[What is asked]
Write out each line from the data below that includes the word "Level".

[Material for the task]

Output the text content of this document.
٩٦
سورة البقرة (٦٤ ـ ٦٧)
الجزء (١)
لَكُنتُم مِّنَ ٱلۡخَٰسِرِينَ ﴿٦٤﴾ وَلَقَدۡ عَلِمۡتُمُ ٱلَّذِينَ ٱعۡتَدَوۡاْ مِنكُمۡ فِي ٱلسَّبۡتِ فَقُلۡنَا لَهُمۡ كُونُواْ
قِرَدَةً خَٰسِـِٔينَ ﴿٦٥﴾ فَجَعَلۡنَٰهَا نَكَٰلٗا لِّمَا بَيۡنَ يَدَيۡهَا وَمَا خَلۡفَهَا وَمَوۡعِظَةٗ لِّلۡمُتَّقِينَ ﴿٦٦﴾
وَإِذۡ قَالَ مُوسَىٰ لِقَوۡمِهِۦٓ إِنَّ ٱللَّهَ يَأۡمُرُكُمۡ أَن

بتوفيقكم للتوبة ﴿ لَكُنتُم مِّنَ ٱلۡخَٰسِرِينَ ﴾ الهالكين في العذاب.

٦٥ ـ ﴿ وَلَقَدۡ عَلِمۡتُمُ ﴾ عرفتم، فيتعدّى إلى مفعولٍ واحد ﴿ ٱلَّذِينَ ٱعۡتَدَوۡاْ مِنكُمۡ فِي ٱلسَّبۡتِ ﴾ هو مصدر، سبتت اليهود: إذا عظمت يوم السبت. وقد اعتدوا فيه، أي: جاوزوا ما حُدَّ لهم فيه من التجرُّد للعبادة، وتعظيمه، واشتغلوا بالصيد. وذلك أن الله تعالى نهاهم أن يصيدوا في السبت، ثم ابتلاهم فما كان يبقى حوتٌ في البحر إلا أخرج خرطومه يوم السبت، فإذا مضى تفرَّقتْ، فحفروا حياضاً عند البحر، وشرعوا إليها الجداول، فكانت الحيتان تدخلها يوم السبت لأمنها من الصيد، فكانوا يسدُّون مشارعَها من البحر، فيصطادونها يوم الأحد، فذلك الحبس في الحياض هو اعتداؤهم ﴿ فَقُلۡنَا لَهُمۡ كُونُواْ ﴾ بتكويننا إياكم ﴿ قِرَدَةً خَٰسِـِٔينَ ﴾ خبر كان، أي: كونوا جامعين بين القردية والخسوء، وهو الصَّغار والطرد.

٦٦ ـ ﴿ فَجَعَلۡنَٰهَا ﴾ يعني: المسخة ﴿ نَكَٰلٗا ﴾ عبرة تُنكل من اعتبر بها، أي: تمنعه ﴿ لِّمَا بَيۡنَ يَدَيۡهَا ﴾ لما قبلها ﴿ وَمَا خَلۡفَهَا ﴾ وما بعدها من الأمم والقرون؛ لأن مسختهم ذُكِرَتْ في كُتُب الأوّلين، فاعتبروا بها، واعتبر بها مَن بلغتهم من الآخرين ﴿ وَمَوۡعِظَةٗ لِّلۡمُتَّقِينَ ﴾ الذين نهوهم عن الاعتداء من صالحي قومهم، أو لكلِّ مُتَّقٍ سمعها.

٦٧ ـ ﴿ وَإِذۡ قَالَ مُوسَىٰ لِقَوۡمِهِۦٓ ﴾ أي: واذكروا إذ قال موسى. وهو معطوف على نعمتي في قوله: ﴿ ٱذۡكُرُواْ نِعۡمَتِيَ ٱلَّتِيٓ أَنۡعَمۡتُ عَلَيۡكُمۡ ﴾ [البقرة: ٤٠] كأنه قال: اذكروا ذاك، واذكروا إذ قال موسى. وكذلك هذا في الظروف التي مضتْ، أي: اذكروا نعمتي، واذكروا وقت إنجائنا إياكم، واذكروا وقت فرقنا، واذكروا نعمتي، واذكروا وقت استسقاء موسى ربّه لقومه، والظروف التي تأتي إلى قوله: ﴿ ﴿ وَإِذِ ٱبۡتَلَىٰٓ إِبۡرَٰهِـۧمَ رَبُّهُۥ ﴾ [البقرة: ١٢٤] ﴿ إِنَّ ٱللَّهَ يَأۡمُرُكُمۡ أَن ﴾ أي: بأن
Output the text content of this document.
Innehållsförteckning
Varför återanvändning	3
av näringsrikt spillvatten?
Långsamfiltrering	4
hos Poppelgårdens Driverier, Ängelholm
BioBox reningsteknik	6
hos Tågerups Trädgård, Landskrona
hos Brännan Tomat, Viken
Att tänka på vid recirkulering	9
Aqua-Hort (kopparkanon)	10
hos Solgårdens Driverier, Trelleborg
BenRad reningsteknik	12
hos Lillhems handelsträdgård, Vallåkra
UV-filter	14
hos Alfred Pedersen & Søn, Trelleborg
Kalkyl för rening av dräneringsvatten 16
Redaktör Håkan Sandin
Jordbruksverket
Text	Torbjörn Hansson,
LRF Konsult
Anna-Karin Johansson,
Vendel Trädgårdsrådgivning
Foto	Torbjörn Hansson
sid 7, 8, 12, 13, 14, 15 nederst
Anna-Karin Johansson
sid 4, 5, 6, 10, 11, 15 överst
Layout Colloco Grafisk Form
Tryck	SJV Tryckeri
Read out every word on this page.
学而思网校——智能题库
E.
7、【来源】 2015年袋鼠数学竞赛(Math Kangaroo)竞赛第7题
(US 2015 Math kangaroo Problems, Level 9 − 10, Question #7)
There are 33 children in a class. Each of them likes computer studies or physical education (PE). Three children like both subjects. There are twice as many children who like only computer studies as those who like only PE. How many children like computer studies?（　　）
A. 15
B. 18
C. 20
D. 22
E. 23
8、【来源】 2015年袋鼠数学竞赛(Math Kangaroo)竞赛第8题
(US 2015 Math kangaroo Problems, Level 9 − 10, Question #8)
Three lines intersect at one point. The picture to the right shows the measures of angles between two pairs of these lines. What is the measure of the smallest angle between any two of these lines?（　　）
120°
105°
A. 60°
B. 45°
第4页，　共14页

[Finished task]
(US 2015 Math kangaroo Problems, Level 9 − 10, Question #7)
(US 2015 Math kangaroo Problems, Level 9 − 10, Question #8)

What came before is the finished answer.